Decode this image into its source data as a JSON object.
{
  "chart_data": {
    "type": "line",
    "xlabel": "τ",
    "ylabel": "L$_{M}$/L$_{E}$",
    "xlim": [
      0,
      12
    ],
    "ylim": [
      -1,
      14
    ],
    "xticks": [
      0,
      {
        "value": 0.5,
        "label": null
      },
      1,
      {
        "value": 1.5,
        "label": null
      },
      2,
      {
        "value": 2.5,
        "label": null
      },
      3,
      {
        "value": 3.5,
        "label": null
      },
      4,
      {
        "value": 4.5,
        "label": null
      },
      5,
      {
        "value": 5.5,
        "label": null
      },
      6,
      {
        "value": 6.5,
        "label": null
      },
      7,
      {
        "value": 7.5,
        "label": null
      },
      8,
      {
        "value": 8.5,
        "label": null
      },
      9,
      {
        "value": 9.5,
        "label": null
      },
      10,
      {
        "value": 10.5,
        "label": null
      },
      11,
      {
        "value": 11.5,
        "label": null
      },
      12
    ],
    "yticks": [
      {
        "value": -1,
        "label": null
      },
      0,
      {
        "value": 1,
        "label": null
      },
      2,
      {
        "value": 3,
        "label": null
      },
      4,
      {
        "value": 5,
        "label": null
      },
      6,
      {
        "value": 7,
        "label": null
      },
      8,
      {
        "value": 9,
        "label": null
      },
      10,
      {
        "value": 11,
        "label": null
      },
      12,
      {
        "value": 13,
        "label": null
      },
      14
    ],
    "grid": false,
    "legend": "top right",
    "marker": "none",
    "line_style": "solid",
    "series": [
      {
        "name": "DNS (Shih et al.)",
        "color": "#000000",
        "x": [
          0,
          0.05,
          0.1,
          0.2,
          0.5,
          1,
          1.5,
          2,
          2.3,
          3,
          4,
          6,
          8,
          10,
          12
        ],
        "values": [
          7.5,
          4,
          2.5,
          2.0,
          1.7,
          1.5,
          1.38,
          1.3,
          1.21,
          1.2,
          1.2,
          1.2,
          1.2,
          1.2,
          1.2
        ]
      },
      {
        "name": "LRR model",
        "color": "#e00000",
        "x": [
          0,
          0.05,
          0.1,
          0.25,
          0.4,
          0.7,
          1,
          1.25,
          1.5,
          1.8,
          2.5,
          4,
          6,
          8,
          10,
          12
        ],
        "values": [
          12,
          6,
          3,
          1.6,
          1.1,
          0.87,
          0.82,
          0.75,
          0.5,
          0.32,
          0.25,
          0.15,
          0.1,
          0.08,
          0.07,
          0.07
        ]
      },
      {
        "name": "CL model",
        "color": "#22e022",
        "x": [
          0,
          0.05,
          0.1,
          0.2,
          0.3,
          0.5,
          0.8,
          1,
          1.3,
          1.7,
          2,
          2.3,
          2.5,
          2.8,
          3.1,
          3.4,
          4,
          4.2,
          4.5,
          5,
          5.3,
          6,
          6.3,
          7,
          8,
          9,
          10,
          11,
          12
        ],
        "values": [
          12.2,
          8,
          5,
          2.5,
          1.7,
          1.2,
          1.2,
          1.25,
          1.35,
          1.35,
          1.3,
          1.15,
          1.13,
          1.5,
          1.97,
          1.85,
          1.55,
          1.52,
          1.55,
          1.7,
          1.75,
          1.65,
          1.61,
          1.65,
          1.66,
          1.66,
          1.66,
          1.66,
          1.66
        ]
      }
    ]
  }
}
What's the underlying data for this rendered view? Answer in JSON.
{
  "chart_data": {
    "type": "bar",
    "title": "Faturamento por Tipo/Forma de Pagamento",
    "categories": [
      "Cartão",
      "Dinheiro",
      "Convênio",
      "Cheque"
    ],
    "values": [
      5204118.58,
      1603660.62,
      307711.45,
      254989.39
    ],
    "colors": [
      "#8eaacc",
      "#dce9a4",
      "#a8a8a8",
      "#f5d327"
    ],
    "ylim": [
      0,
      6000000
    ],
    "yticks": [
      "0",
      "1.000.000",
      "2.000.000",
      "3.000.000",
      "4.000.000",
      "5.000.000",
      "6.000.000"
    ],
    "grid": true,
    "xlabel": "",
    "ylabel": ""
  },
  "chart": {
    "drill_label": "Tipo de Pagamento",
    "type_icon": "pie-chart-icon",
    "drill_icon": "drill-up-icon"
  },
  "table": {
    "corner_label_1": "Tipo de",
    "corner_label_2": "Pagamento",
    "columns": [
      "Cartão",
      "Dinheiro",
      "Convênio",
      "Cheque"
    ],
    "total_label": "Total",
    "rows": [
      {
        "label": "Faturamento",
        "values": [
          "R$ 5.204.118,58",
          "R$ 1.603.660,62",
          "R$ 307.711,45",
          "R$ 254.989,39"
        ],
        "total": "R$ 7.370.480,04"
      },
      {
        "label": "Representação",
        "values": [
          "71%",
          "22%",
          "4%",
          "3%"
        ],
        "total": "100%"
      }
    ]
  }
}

(Short task):
Every entry in the listing must be retyped exactly.

(Reply):
Decode this image into its source data as a JSON object.
{
  "chart_data": {
    "type": "line",
    "xlabel": "τ",
    "ylabel": "L$_{M}$/L$_{E}$",
    "xlim": [
      0,
      12
    ],
    "ylim": [
      -1,
      14
    ],
    "xticks": [
      0,
      {
        "value": 0.5,
        "label": null
      },
      1,
      {
        "value": 1.5,
        "label": null
      },
      2,
      {
        "value": 2.5,
        "label": null
      },
      3,
      {
        "value": 3.5,
        "label": null
      },
      4,
      {
        "value": 4.5,
        "label": null
      },
      5,
      {
        "value": 5.5,
        "label": null
      },
      6,
      {
        "value": 6.5,
        "label": null
      },
      7,
      {
        "value": 7.5,
        "label": null
      },
      8,
      {
        "value": 8.5,
        "label": null
      },
      9,
      {
        "value": 9.5,
        "label": null
      },
      10,
      {
        "value": 10.5,
        "label": null
      },
      11,
      {
        "value": 11.5,
        "label": null
      },
      12
    ],
    "yticks": [
      {
        "value": -1,
        "label": null
      },
      0,
      {
        "value": 1,
        "label": null
      },
      2,
      {
        "value": 3,
        "label": null
      },
      4,
      {
        "value": 5,
        "label": null
      },
      6,
      {
        "value": 7,
        "label": null
      },
      8,
      {
        "value": 9,
        "label": null
      },
      10,
      {
        "value": 11,
        "label": null
      },
      12,
      {
        "value": 13,
        "label": null
      },
      14
    ],
    "grid": false,
    "legend": "top right",
    "marker": "none",
    "line_style": "solid",
    "series": [
      {
        "name": "DNS (Shih et al.)",
        "color": "#000000",
        "x": [
          0,
          0.05,
          0.1,
          0.2,
          0.5,
          1,
          1.5,
          2,
          2.3,
          3,
          4,
          6,
          8,
          10,
          12
        ],
        "values": [
          7.5,
          4,
          2.5,
          2.0,
          1.7,
          1.5,
          1.38,
          1.3,
          1.21,
          1.2,
          1.2,
          1.2,
          1.2,
          1.2,
          1.2
        ]
      },
      {
        "name": "LRR model",
        "color": "#e00000",
        "x": [
          0,
          0.05,
          0.1,
          0.25,
          0.4,
          0.7,
          1,
          1.25,
          1.5,
          1.8,
          2.5,
          4,
          6,
          8,
          10,
          12
        ],
        "values": [
          12,
          6,
          3,
          1.6,
          1.1,
          0.87,
          0.82,
          0.75,
          0.5,
          0.32,
          0.25,
          0.15,
          0.1,
          0.08,
          0.07,
          0.07
        ]
      },
      {
        "name": "CL model",
        "color": "#22e022",
        "x": [
          0,
          0.05,
          0.1,
          0.2,
          0.3,
          0.5,
          0.8,
          1,
          1.3,
          1.7,
          2,
          2.3,
          2.5,
          2.8,
          3.1,
          3.4,
          4,
          4.2,
          4.5,
          5,
          5.3,
          6,
          6.3,
          7,
          8,
          9,
          10,
          11,
          12
        ],
        "values": [
          12.2,
          8,
          5,
          2.5,
          1.7,
          1.2,
          1.2,
          1.25,
          1.35,
          1.35,
          1.3,
          1.15,
          1.13,
          1.5,
          1.97,
          1.85,
          1.55,
          1.52,
          1.55,
          1.7,
          1.75,
          1.65,
          1.61,
          1.65,
          1.66,
          1.66,
          1.66,
          1.66,
          1.66
        ]
      }
    ]
  }
}
What's the underlying data for this rendered view? Answer in JSON.
{
  "chart_data": {
    "type": "bar",
    "title": "Faturamento por Tipo/Forma de Pagamento",
    "categories": [
      "Cartão",
      "Dinheiro",
      "Convênio",
      "Cheque"
    ],
    "values": [
      5204118.58,
      1603660.62,
      307711.45,
      254989.39
    ],
    "colors": [
      "#8eaacc",
      "#dce9a4",
      "#a8a8a8",
      "#f5d327"
    ],
    "ylim": [
      0,
      6000000
    ],
    "yticks": [
      "0",
      "1.000.000",
      "2.000.000",
      "3.000.000",
      "4.000.000",
      "5.000.000",
      "6.000.000"
    ],
    "grid": true,
    "xlabel": "",
    "ylabel": ""
  },
  "chart": {
    "drill_label": "Tipo de Pagamento",
    "type_icon": "pie-chart-icon",
    "drill_icon": "drill-up-icon"
  },
  "table": {
    "corner_label_1": "Tipo de",
    "corner_label_2": "Pagamento",
    "columns": [
      "Cartão",
      "Dinheiro",
      "Convênio",
      "Cheque"
    ],
    "total_label": "Total",
    "rows": [
      {
        "label": "Faturamento",
        "values": [
          "R$ 5.204.118,58",
          "R$ 1.603.660,62",
          "R$ 307.711,45",
          "R$ 254.989,39"
        ],
        "total": "R$ 7.370.480,04"
      },
      {
        "label": "Representação",
        "values": [
          "71%",
          "22%",
          "4%",
          "3%"
        ],
        "total": "100%"
      }
    ]
  }
}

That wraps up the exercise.